**STATED GOAL**
Using the data below, copy each line that includes the word "Recommended".

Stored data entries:
....................

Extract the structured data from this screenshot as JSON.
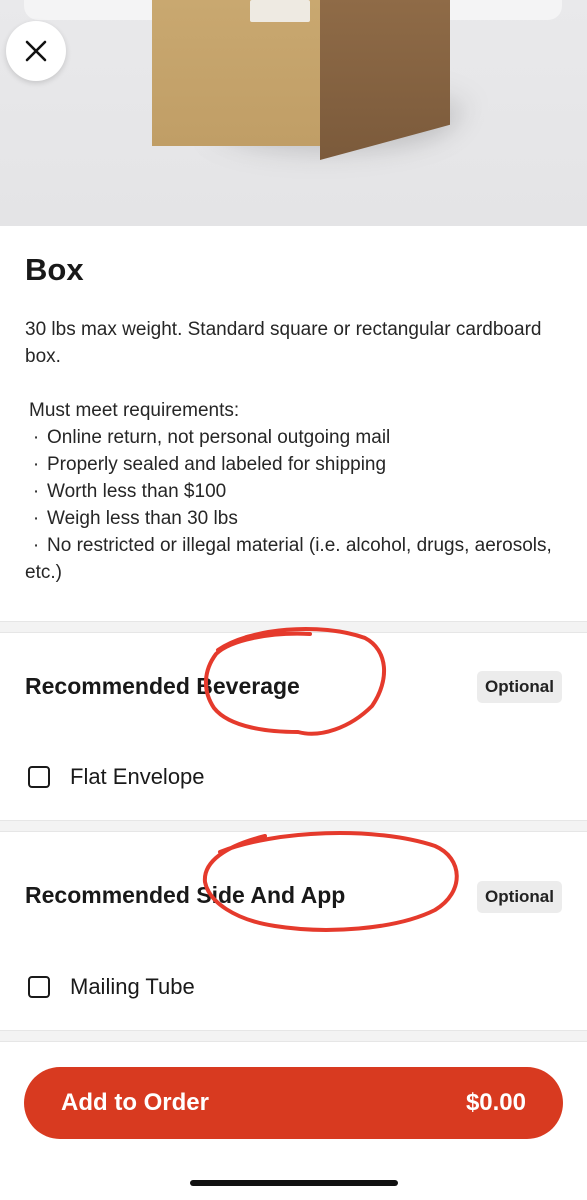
{
  "product": {
    "title": "Box",
    "description": "30 lbs max weight. Standard square or rectangular cardboard box.",
    "requirements_heading": "Must meet requirements:",
    "requirements": [
      "Online return, not personal outgoing mail",
      "Properly sealed and labeled for shipping",
      "Worth less than $100",
      "Weigh less than 30 lbs",
      "No restricted or illegal material (i.e. alcohol, drugs, aerosols, etc.)"
    ],
    "bullet_glyph": "·"
  },
  "sections": [
    {
      "title": "Recommended Beverage",
      "badge": "Optional",
      "options": [
        {
          "label": "Flat Envelope",
          "checked": false
        }
      ]
    },
    {
      "title": "Recommended Side And App",
      "badge": "Optional",
      "options": [
        {
          "label": "Mailing Tube",
          "checked": false
        }
      ]
    }
  ],
  "footer": {
    "button_label": "Add to Order",
    "price": "$0.00"
  },
  "colors": {
    "accent": "#d83a20",
    "annotation": "#e53a2c"
  },
  "icons": {
    "close": "close-icon",
    "checkbox": "checkbox-icon"
  }
}
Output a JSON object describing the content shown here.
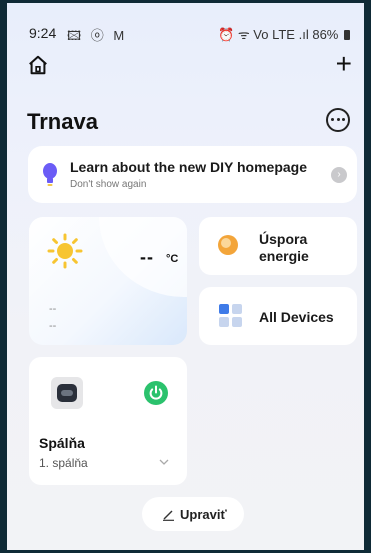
{
  "status_bar": {
    "time": "9:24",
    "left_icons": "🖾 ⓞ M",
    "right_icons": "⏰ ᯤ Vo LTE .ıl",
    "battery": "86%"
  },
  "header": {
    "home_icon": "home-icon",
    "add_icon": "plus-icon",
    "add_symbol": "+",
    "title": "Trnava",
    "more_icon": "more-circle-icon"
  },
  "banner": {
    "title": "Learn about the new DIY homepage",
    "subtitle": "Don't show again",
    "arrow_symbol": "›",
    "bulb_color": "#6b5cf6"
  },
  "weather": {
    "temperature": "--",
    "unit": "°C",
    "line1": "--",
    "line2": "--",
    "sun_color": "#f7c531"
  },
  "tiles": {
    "energy": {
      "label": "Úspora energie",
      "icon_color": "#f3a53a"
    },
    "devices": {
      "label": "All Devices",
      "icon_color": "#3f7be8"
    }
  },
  "device": {
    "name": "Spálňa",
    "room": "1. spálňa",
    "power_color": "#2bc26d",
    "power_state": "on"
  },
  "edit": {
    "label": "Upraviť"
  }
}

....................

**ANSWER TO THIS PROBLEM**
      "title": "Recommended Beverage",
      "title": "Recommended Side And App",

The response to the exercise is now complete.